Listings of boxed layout items
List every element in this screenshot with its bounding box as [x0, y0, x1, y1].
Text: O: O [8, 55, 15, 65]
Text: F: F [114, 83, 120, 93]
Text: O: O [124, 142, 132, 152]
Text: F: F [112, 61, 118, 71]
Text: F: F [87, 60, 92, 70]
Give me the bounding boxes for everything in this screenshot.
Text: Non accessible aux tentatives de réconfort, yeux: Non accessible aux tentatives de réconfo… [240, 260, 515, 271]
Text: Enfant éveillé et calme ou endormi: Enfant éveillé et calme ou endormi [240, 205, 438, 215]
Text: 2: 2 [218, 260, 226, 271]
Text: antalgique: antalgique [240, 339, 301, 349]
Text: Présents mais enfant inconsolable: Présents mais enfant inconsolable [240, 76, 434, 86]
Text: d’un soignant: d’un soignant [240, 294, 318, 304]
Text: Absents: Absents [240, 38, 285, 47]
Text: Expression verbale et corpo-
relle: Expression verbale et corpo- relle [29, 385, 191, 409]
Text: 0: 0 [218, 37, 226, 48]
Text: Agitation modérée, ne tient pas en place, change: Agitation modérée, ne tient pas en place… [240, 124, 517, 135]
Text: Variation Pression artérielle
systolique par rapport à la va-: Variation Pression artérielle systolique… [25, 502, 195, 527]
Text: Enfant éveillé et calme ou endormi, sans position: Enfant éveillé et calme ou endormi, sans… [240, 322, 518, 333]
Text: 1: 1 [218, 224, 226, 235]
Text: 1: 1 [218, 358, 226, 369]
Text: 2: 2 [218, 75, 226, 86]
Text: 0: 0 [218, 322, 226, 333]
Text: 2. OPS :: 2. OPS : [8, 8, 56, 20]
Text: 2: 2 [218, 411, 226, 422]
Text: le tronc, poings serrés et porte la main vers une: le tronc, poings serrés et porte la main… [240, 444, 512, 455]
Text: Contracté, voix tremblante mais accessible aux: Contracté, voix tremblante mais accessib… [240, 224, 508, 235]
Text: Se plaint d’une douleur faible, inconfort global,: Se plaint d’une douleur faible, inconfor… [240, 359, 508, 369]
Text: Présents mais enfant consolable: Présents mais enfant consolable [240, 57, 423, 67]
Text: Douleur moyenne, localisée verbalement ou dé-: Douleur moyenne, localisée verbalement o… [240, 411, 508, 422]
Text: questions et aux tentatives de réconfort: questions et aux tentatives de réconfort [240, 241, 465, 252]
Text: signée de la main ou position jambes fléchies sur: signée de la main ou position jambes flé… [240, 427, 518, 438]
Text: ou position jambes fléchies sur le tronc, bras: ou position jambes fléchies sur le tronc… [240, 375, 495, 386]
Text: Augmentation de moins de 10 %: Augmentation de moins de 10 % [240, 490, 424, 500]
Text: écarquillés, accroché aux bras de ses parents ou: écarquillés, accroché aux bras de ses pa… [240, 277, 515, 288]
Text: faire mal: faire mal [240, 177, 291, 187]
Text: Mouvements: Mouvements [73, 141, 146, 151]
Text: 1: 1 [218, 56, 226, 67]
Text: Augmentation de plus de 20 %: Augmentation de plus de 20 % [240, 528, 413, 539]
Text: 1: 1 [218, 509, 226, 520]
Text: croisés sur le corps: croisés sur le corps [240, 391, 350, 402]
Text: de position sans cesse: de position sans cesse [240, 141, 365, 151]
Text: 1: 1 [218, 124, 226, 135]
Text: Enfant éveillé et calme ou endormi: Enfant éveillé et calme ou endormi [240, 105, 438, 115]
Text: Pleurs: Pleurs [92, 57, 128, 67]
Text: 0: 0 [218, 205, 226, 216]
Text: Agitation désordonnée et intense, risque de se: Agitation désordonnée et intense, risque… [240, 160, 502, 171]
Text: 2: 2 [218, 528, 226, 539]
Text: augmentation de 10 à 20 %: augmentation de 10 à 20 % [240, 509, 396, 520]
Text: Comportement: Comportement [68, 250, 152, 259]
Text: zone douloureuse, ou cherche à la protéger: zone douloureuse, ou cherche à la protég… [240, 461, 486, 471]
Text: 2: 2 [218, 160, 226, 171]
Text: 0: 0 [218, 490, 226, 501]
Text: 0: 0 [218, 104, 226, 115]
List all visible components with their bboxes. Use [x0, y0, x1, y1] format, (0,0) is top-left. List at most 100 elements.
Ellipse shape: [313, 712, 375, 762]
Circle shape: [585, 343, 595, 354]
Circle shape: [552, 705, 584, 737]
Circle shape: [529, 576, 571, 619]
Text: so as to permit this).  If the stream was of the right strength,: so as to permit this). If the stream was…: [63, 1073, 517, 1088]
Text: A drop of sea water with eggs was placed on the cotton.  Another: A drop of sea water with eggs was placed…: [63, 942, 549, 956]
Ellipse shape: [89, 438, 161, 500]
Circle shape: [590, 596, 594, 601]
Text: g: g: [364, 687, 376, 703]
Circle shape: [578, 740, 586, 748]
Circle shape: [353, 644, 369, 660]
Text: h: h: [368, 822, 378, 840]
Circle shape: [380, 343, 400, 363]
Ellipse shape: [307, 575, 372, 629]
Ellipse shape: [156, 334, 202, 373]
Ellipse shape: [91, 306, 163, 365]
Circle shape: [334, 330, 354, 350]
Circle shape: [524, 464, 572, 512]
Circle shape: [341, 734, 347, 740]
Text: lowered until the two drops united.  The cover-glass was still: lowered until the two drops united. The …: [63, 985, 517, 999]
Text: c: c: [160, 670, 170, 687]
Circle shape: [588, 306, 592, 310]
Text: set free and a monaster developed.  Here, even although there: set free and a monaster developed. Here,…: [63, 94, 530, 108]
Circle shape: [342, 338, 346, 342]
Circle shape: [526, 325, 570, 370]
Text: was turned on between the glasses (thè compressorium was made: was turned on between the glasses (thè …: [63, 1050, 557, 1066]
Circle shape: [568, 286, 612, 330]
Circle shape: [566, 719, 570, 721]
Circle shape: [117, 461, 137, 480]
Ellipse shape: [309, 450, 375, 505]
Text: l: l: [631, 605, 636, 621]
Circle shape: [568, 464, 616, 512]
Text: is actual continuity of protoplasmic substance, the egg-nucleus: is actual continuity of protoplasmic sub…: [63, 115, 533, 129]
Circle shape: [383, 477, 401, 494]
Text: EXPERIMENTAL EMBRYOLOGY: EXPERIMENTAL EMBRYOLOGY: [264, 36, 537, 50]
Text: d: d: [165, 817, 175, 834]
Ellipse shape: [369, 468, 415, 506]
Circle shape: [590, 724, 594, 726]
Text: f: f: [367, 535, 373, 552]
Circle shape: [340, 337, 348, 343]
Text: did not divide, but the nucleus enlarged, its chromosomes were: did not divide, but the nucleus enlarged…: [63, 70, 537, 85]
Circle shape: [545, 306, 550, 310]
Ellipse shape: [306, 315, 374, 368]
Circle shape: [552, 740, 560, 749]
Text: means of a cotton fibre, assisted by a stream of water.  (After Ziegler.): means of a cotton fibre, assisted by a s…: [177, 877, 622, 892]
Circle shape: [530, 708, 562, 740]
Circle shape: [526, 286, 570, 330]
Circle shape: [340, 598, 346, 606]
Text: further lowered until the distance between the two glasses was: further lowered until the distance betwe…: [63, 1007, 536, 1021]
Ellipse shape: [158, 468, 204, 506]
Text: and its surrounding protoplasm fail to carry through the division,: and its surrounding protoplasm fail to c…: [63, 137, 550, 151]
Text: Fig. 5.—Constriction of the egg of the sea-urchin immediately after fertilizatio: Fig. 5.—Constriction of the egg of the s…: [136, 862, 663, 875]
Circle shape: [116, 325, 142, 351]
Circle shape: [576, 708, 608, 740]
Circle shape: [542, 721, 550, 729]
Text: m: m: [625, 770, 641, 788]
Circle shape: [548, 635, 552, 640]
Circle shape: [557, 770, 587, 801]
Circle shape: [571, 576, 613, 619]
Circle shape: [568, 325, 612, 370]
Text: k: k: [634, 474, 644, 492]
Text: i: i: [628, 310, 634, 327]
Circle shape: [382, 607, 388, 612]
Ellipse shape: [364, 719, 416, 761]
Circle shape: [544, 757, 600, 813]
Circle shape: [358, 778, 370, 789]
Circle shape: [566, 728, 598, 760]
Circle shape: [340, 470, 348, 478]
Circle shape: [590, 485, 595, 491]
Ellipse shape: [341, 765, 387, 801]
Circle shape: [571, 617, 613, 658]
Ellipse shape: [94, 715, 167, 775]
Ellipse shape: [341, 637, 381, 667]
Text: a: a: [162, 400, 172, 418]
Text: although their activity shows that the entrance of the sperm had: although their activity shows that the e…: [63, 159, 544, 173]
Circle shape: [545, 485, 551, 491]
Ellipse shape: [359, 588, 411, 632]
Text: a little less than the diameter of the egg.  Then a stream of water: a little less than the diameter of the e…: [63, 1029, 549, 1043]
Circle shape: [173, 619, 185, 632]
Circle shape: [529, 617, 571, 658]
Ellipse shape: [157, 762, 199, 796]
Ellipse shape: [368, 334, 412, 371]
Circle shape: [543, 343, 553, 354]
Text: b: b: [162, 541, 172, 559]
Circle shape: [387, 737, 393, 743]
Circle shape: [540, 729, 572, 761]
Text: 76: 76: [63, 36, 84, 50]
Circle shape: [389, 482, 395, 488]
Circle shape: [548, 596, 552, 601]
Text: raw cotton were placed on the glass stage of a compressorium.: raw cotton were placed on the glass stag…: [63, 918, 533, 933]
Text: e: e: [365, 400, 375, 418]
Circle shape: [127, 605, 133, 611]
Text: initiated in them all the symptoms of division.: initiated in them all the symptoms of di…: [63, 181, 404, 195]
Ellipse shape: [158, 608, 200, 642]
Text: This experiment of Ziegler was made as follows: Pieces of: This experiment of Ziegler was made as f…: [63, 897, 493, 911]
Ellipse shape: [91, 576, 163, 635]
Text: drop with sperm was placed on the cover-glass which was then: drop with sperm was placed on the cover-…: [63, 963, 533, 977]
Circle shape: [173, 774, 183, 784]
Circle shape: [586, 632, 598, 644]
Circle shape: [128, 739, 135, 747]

What you will do →
Gather and copy out every line of the records that contains the string "division". Case counts.

Output of the exercise →
Text: and its surrounding protoplasm fail to carry through the division,: and its surrounding protoplasm fail to c…: [63, 137, 550, 151]
Text: initiated in them all the symptoms of division.: initiated in them all the symptoms of di…: [63, 181, 404, 195]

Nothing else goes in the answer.